Exercise: Gather every line from the entries below that includes "score".

— Start of Rows —

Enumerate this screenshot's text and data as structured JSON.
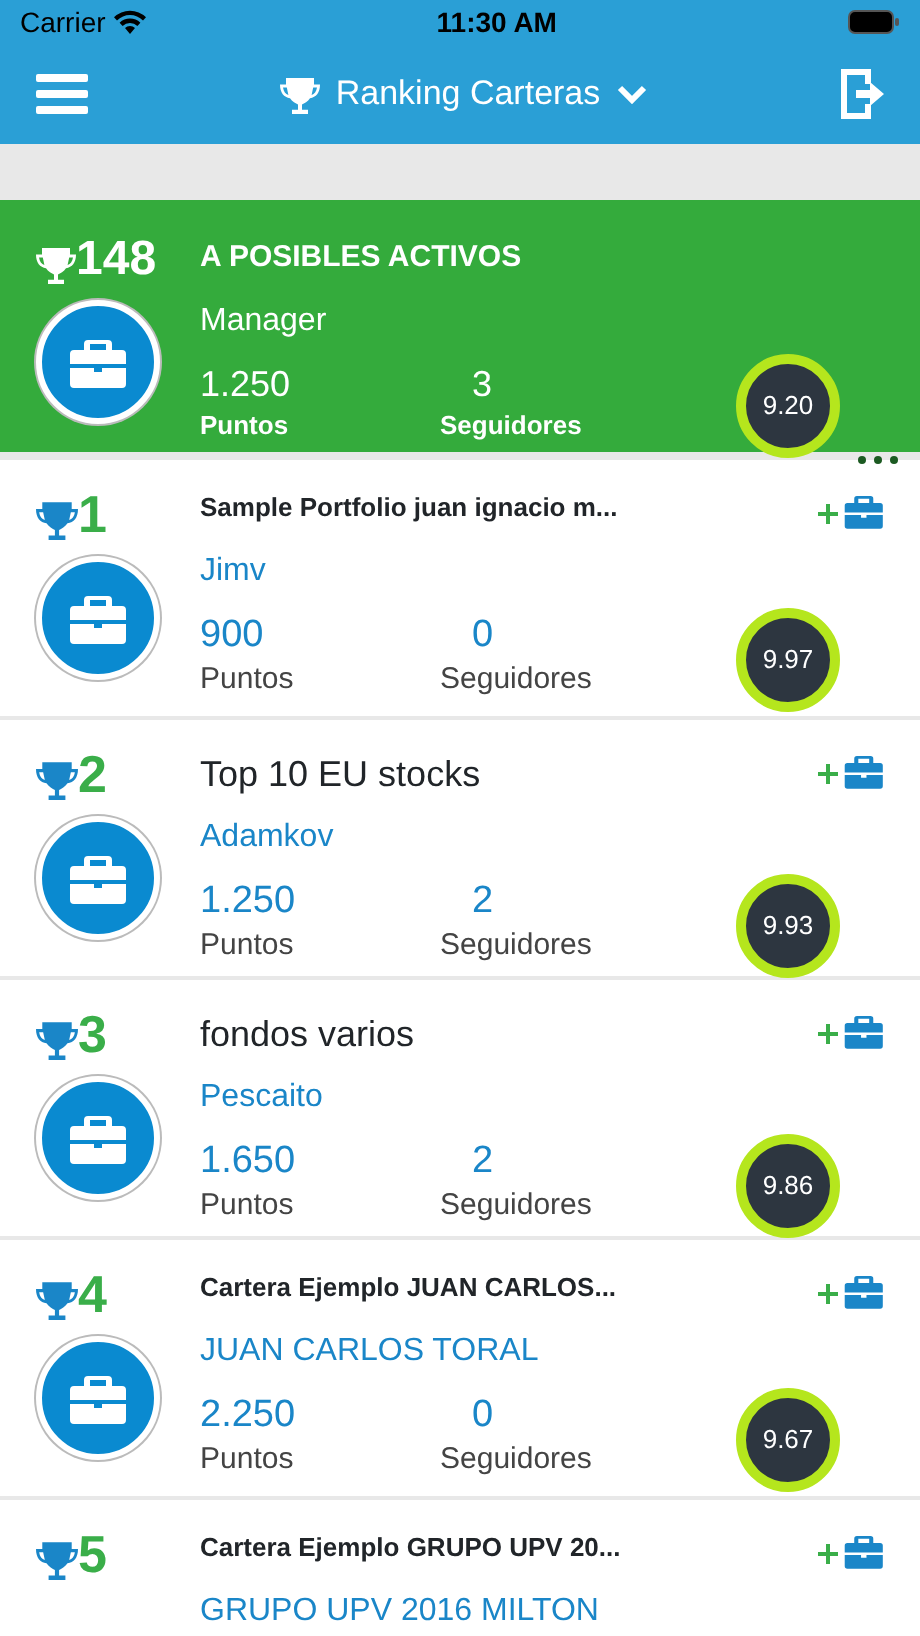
{
  "status_bar": {
    "carrier": "Carrier",
    "time": "11:30 AM"
  },
  "nav": {
    "title": "Ranking Carteras"
  },
  "my_portfolio": {
    "rank": "148",
    "title": "A POSIBLES ACTIVOS",
    "subtitle": "Manager",
    "points": "1.250",
    "points_label": "Puntos",
    "followers": "3",
    "followers_label": "Seguidores",
    "score": "9.20"
  },
  "rankings": [
    {
      "rank": "1",
      "title": "Sample Portfolio juan ignacio m...",
      "kind": "compact",
      "owner": "Jimv",
      "points": "900",
      "points_label": "Puntos",
      "followers": "0",
      "followers_label": "Seguidores",
      "score": "9.97"
    },
    {
      "rank": "2",
      "title": "Top 10 EU stocks",
      "kind": "full",
      "owner": "Adamkov",
      "points": "1.250",
      "points_label": "Puntos",
      "followers": "2",
      "followers_label": "Seguidores",
      "score": "9.93"
    },
    {
      "rank": "3",
      "title": "fondos varios",
      "kind": "full",
      "owner": "Pescaito",
      "points": "1.650",
      "points_label": "Puntos",
      "followers": "2",
      "followers_label": "Seguidores",
      "score": "9.86"
    },
    {
      "rank": "4",
      "title": "Cartera Ejemplo JUAN CARLOS...",
      "kind": "compact",
      "owner": "JUAN CARLOS TORAL",
      "points": "2.250",
      "points_label": "Puntos",
      "followers": "0",
      "followers_label": "Seguidores",
      "score": "9.67"
    },
    {
      "rank": "5",
      "title": "Cartera Ejemplo GRUPO UPV 20...",
      "kind": "compact",
      "owner": "GRUPO UPV 2016 MILTON"
    }
  ]
}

— End of Rows —

Response:
    "score": "9.20"
      "score": "9.97"
      "score": "9.93"
      "score": "9.86"
      "score": "9.67"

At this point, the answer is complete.